Task details =
Write out, word for word, every line from the one containing "Transcribe the text in this document." through the last line of the records below, both ends included.

Exercise inputs =
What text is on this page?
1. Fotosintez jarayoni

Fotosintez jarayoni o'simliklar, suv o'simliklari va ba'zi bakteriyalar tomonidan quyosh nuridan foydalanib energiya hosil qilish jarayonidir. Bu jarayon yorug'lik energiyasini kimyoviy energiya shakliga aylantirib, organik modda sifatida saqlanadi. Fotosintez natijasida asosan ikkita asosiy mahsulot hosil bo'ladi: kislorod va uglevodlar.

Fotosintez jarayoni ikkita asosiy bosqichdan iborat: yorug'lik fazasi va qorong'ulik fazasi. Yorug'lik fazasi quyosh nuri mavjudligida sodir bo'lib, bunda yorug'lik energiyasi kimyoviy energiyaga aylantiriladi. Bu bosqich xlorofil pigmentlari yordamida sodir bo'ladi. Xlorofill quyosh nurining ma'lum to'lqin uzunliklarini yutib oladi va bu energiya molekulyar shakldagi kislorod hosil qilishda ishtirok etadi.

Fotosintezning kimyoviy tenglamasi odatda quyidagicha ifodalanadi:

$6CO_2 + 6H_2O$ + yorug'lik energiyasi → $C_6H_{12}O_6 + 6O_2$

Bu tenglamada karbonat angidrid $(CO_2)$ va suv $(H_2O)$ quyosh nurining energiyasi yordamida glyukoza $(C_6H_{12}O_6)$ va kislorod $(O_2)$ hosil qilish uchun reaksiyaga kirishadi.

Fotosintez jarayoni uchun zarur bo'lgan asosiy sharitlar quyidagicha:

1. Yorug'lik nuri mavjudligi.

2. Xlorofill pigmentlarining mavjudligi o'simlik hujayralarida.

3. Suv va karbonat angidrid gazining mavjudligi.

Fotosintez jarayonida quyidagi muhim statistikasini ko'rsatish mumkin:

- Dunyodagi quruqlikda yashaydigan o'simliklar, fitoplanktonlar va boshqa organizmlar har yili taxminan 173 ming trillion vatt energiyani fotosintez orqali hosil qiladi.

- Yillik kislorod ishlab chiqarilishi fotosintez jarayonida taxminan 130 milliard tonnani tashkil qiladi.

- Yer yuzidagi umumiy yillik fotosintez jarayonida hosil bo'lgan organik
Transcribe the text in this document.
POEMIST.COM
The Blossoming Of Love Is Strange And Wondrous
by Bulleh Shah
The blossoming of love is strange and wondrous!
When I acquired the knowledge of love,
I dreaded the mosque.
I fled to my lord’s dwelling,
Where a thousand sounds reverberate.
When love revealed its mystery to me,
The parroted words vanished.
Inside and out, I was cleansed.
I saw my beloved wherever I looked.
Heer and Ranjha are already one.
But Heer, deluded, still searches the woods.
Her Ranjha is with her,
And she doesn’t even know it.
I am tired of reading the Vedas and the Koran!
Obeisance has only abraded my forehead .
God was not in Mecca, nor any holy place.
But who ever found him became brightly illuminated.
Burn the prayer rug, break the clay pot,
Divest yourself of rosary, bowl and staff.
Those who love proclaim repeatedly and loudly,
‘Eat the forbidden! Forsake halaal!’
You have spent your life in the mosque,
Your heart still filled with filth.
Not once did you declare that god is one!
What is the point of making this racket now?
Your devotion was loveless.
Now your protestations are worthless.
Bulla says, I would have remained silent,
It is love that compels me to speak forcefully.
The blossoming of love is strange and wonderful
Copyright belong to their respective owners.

Solution to the problem =
Transcribe the text in this document.
POEMIST.COM
The Blossoming Of Love Is Strange And Wondrous
by Bulleh Shah
The blossoming of love is strange and wondrous!
When I acquired the knowledge of love,
I dreaded the mosque.
I fled to my lord’s dwelling,
Where a thousand sounds reverberate.
When love revealed its mystery to me,
The parroted words vanished.
Inside and out, I was cleansed.
I saw my beloved wherever I looked.
Heer and Ranjha are already one.
But Heer, deluded, still searches the woods.
Her Ranjha is with her,
And she doesn’t even know it.
I am tired of reading the Vedas and the Koran!
Obeisance has only abraded my forehead .
God was not in Mecca, nor any holy place.
But who ever found him became brightly illuminated.
Burn the prayer rug, break the clay pot,
Divest yourself of rosary, bowl and staff.
Those who love proclaim repeatedly and loudly,
‘Eat the forbidden! Forsake halaal!’
You have spent your life in the mosque,
Your heart still filled with filth.
Not once did you declare that god is one!
What is the point of making this racket now?
Your devotion was loveless.
Now your protestations are worthless.
Bulla says, I would have remained silent,
It is love that compels me to speak forcefully.
The blossoming of love is strange and wonderful
Copyright belong to their respective owners.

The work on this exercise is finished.